## BEGIN Records for the exercise

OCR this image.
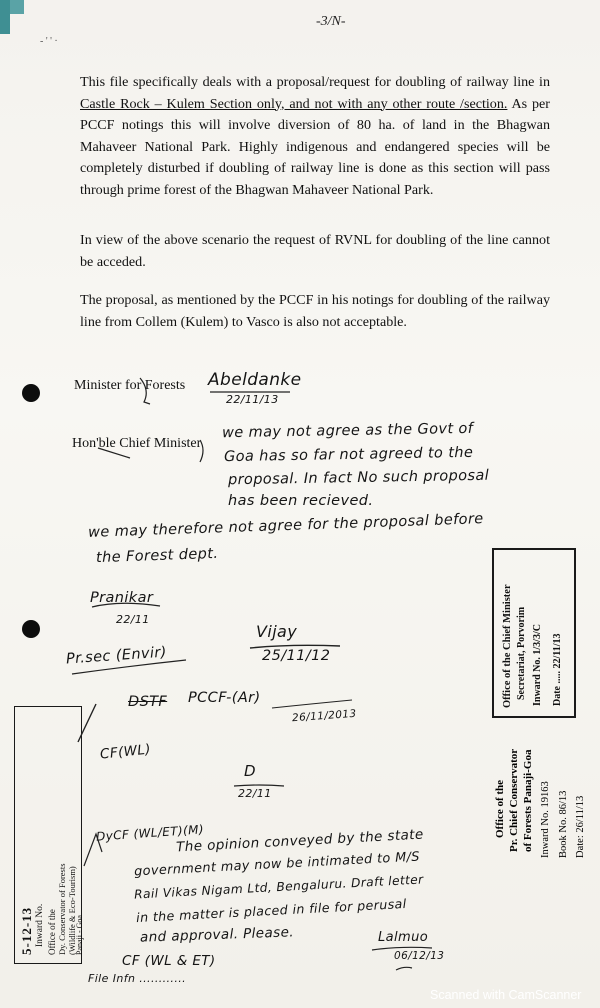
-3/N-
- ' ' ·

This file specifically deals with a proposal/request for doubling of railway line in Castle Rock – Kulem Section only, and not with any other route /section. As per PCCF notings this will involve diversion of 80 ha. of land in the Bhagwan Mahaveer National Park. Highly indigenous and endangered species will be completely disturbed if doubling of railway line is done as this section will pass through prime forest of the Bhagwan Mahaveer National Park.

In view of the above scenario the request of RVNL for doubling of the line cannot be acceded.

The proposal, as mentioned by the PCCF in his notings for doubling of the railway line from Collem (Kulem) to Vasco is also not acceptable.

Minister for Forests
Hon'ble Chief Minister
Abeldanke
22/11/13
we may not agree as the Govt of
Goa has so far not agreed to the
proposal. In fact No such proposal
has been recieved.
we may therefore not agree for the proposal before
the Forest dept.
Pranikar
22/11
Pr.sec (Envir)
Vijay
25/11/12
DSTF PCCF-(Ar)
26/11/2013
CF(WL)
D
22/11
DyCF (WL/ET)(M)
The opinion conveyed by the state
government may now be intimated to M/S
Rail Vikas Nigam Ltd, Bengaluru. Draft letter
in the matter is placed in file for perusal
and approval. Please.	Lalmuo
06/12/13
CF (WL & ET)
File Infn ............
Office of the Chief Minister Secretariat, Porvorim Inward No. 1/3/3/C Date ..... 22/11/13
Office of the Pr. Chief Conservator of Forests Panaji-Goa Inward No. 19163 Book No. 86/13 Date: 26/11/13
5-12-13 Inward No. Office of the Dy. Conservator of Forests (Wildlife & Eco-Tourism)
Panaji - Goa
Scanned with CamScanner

## END Records for the exercise
## BEGIN Records for the exercise

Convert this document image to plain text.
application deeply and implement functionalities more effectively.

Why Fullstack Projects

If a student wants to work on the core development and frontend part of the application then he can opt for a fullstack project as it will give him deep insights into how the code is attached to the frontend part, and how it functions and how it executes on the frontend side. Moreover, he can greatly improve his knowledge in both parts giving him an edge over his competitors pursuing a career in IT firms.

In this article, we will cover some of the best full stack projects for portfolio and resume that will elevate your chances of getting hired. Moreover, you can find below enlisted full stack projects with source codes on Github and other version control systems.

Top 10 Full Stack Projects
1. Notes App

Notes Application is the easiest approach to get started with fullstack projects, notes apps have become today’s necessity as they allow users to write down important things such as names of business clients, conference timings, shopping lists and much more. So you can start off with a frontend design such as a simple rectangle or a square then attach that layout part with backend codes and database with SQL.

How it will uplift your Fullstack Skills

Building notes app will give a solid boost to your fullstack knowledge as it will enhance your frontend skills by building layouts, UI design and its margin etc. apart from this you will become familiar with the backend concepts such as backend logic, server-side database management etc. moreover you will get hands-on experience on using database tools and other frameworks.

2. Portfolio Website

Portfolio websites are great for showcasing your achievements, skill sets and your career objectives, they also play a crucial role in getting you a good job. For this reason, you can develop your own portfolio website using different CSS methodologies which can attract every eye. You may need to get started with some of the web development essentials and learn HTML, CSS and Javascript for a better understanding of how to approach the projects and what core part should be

## END Records for the exercise

*Task requirements*: List each line in the listing that contains the string "core".

*Result*:
If a student wants to work on the core development and frontend part of the application then he can opt for a fullstack project as it will give him deep insights into how the code is attached to the frontend part, and how it functions and how it executes on the frontend side. Moreover, he can greatly improve his knowledge in both parts giving him an edge over his competitors pursuing a career in IT firms.
Portfolio websites are great for showcasing your achievements, skill sets and your career objectives, they also play a crucial role in getting you a good job. For this reason, you can develop your own portfolio website using different CSS methodologies which can attract every eye. You may need to get started with some of the web development essentials and learn HTML, CSS and Javascript for a better understanding of how to approach the projects and what core part should be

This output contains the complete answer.